PROBLEMS:
a) In the essay about starting high school, what motto did the school's colonial minuteman mascot herald?
b) Carry on the essay about starting high school from its final sentence.

SOURCE:
Don’t Tread on Me

My first days of high school were rough.

I had spent the previous four years at a small private Christian School, which offered academics but not sports, other than loosely defined gym classes revolving around Capture the Flag and kickball. By contrast, my large high school thrived upon competitive academics and athletics.

The summer before ninth grade, I tried out for the field hockey team, and understood immediately that I was out of my league. I had never so much as held a field hockey stick, and these girls had been playing together for three years. Not only were they experienced in the game, but they were wiser to the ways of the world, which is a fancy way of saying they formed an impassable clique. Only two of us were cut from the team: another newbie plus me. Honestly, it would have taken months for me to gain traction, and as the competition within our high school division was vicious, the coaches had neither the time nor the inclination to play catch-up. They needed the best, and pronto.

I inwardly paced for the remainder of the summer, knowing full well that these girls had their own language and friendships, secret codes that sent them into fits of hysterics, laughing behind cupped hands. A mysterious and impenetrable barrier. What would high school be like? I thought, terrified.

A colonial minuteman served as mascot heralding our school motto: Don’t Tread on Me. Most people lived out those four words daily. Not only were sports essential, but academics were rigorous and competitive; on par with college academia. New England is fiercely independent, leaning heavily upon intellect and performance and self-rule. Crush or be crushed, as it goes, and Don’t Tread On Me.

While this often produces winning teams (Patriots, Bruins, Red Sox) and prestigious academic institutions (Harvard, Yale, Amherst, Colby, MIT), it also offers a deadly elixir for those lapping up this mentality. A steady drip of heart-hardening poison.

So pair all of that with the fact that I had never opened a coded locker, nor switched classes in long confusing hallways, and you can perhaps understand my stress that first week. Somehow I muddled through, wide-eyed as I sat in crowded classes with perfect strangers, limping home with burgeoning backpack and silent tears. I innately knew that I was expected to push through this difficult transition, but it hurt that my clothes were all wrong, my hair was too short, and I had braces.

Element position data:
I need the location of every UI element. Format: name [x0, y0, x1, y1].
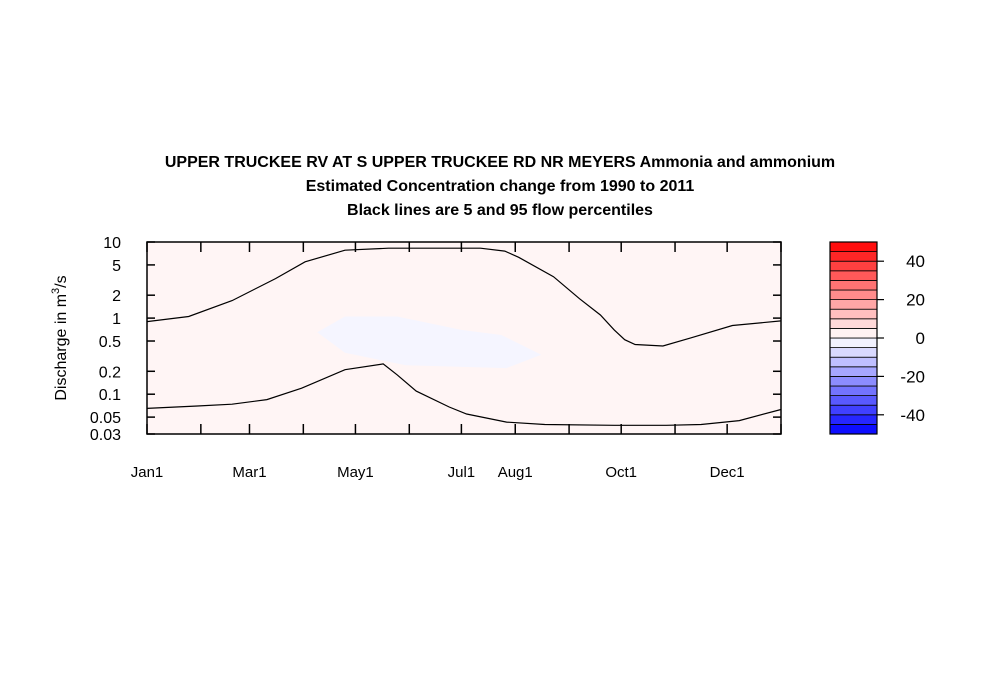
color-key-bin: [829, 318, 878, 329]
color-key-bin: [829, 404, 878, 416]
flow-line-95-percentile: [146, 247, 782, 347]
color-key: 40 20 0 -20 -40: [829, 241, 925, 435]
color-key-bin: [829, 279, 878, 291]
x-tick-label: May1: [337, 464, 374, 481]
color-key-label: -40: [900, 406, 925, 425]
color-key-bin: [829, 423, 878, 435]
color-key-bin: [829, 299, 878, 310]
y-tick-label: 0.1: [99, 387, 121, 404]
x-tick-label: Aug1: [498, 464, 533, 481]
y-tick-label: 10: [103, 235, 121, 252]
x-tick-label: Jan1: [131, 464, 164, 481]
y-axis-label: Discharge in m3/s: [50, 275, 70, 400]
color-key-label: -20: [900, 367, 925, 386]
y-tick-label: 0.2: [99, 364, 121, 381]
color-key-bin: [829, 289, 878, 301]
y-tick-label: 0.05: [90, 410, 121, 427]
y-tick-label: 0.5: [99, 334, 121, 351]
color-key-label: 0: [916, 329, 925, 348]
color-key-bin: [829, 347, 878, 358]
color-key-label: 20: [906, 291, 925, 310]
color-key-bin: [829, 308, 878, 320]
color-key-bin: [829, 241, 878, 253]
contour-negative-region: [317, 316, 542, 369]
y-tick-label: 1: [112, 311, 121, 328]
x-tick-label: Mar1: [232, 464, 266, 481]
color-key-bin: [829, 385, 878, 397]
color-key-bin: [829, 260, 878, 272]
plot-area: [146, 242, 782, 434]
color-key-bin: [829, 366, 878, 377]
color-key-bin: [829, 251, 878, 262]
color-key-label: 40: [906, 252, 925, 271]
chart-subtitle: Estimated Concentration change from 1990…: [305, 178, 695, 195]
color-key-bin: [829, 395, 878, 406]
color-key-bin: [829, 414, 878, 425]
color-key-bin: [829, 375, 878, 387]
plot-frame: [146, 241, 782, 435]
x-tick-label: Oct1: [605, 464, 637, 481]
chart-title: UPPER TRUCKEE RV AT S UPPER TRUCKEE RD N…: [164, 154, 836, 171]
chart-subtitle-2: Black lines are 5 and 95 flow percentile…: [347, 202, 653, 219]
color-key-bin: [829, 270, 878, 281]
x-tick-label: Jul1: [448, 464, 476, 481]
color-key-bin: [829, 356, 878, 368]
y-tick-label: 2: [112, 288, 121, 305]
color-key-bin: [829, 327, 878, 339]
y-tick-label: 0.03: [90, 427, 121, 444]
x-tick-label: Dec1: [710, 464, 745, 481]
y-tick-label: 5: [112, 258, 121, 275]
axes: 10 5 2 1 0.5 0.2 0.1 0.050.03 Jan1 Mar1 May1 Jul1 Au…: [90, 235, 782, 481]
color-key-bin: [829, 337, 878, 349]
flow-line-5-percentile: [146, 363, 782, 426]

...

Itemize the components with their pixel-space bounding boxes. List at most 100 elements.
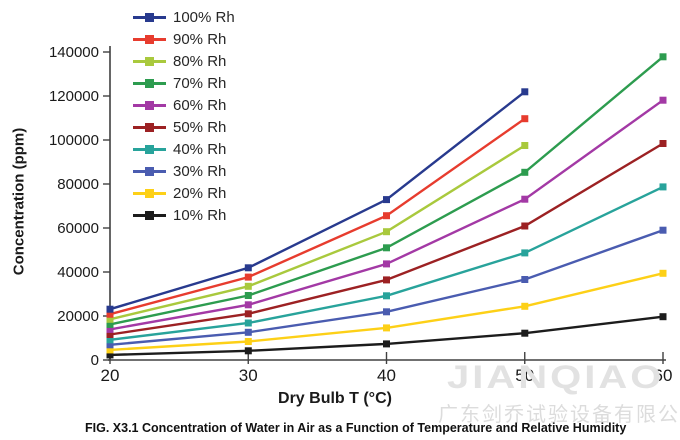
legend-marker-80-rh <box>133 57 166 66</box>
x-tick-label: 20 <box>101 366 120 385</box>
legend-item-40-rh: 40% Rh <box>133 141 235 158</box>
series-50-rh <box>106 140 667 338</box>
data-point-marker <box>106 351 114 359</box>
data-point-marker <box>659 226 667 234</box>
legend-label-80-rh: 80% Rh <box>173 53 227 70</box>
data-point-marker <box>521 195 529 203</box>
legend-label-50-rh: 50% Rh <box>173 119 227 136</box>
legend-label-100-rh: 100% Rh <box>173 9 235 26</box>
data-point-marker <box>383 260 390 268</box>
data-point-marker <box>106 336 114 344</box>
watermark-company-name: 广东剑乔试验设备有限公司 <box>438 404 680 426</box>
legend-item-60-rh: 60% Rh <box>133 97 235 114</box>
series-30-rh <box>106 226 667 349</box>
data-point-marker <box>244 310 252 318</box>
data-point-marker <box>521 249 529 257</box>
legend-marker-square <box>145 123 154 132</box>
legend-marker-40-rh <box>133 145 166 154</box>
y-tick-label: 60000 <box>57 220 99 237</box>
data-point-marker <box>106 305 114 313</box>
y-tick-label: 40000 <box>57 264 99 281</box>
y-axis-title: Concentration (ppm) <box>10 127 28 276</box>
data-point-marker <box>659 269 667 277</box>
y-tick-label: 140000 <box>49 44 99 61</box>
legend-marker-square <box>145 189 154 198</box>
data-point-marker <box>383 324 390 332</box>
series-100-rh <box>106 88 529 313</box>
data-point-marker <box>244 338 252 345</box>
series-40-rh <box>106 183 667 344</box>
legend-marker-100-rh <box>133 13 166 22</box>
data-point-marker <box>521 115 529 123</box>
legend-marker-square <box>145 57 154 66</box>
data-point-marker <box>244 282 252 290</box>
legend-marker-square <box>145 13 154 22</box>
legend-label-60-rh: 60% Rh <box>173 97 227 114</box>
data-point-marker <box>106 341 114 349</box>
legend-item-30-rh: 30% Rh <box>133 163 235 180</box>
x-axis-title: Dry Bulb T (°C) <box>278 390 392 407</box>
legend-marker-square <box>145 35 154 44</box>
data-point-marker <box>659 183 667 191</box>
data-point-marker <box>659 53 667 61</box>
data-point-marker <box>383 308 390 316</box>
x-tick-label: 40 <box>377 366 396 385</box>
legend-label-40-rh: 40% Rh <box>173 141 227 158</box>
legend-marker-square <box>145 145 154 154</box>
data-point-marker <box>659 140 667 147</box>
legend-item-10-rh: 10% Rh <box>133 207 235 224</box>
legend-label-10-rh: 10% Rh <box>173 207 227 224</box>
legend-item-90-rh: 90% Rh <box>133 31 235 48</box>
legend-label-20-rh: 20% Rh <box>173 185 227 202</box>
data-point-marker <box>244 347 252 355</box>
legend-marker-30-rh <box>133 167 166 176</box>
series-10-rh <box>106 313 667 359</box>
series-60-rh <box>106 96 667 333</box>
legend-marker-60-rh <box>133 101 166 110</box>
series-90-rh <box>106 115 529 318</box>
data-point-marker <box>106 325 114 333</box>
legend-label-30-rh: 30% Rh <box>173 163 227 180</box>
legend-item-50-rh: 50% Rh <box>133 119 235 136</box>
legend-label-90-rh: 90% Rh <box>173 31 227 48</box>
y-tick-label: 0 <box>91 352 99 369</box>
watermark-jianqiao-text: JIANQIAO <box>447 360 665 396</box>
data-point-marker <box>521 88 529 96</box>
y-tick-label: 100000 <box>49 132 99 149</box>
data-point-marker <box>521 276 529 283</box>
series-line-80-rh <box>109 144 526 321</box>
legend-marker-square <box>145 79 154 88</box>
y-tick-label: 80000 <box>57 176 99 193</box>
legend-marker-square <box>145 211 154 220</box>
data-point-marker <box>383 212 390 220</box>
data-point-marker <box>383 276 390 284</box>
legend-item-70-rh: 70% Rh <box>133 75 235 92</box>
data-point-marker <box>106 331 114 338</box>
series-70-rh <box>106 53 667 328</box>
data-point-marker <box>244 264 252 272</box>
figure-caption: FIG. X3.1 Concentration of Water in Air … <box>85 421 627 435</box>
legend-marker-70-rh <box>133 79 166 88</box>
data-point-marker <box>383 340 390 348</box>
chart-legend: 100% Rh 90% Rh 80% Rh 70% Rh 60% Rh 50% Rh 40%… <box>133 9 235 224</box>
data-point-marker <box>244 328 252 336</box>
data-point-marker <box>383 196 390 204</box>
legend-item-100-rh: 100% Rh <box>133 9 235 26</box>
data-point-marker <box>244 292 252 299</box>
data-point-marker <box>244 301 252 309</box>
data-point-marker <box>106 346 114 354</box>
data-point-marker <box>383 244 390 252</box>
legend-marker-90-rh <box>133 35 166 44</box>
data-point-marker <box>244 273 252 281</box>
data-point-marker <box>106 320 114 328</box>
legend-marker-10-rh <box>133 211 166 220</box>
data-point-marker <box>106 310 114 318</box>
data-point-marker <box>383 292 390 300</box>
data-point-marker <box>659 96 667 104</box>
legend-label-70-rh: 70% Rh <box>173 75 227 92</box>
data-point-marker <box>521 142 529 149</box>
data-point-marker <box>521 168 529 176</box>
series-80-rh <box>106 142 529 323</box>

ANSWERS TO THE EXERCISES:
a) Don't Tread on Me

b)
To complicate matters, the most popular girl in the entire school sat directly behind me in homeroom, chomping gum and swapping boyfriend stories with her friends. She, too, was a freshman, but dated a senior, and could snap her fingers and have any boyfriend of her choosing. She wielded the power to drop friends if they crossed her, while plucking other girls as willing replacements. She was as cruel as she was pretty.

By week two she noticed me. Jiggling her foot, legs crossed, while blowing pink bubbles during homeroom announcements, she poked my shoulder. I turned.

Ewww, where did you get that sweater? So ugly.

I was devastated. That sweater was my favorite. My difficult grandmother had actually knit it for me. I adored the color and its softness, but most of all was touched that Grandma had actually done something kind.

My cheeks burned and my eyes filled as the bell rang and I dashed to my first class. Later that afternoon, I stepped off the school bus and into our empty home, heart thudding as I balled up the sweater and buried it in the bottom of our kitchen trashcan. I told no one, but my mother heard me crying late that night. She told my grandmother, (which I begged her not to do), and in an odd flush of understanding, Grandma informed me that she and Grandpa would be taking me on a shopping extravaganza for a new wardrobe that weekend. It was both a relief and a sorrow.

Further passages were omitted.